Lift out each line of the data that holds "name".

* Supplied records:
------------------------------------------------
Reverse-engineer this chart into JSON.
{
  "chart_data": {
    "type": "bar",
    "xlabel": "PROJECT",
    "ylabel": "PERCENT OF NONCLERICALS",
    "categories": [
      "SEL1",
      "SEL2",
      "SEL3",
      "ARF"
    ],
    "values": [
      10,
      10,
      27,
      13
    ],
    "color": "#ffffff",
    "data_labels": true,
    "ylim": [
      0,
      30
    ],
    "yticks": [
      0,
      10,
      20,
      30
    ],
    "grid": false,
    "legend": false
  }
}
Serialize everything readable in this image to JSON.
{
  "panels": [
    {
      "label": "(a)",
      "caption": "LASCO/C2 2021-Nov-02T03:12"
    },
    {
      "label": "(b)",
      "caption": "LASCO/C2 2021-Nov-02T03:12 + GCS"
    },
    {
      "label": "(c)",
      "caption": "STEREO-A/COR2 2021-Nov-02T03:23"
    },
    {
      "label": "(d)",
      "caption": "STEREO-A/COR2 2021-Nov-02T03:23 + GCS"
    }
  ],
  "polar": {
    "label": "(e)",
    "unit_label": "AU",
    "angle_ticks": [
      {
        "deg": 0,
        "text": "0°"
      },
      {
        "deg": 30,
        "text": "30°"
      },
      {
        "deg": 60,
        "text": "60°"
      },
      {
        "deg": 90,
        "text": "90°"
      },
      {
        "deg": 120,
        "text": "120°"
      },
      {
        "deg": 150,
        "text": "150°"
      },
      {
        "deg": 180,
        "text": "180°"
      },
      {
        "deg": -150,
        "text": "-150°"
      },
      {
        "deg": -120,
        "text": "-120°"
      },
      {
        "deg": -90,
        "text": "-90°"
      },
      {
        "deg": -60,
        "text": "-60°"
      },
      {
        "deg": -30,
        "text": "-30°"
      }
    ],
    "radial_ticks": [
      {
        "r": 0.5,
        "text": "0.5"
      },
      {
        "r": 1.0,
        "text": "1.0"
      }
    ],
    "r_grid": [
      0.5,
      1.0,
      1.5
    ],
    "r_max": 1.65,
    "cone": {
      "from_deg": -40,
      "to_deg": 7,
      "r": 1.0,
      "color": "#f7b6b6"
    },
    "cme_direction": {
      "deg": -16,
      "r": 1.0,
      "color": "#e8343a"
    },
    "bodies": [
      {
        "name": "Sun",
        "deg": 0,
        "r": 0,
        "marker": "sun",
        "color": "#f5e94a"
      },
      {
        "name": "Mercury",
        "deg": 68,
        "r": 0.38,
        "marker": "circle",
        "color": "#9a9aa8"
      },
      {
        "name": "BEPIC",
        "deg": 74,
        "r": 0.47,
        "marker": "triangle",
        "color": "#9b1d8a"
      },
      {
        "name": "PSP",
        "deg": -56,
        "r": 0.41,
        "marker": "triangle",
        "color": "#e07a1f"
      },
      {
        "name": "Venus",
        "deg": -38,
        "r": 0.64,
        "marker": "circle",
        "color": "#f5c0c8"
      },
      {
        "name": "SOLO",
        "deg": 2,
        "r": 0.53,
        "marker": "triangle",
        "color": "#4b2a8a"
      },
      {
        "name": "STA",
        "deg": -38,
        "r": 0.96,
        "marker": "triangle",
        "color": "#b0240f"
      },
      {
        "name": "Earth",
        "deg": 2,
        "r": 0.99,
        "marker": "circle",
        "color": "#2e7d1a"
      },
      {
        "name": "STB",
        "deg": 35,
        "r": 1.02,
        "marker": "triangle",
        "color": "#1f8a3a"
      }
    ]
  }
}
------------------------------------------------
* In response:
        "name": "Sun",
        "name": "Mercury",
        "name": "BEPIC",
        "name": "PSP",
        "name": "Venus",
        "name": "SOLO",
        "name": "STA",
        "name": "Earth",
        "name": "STB",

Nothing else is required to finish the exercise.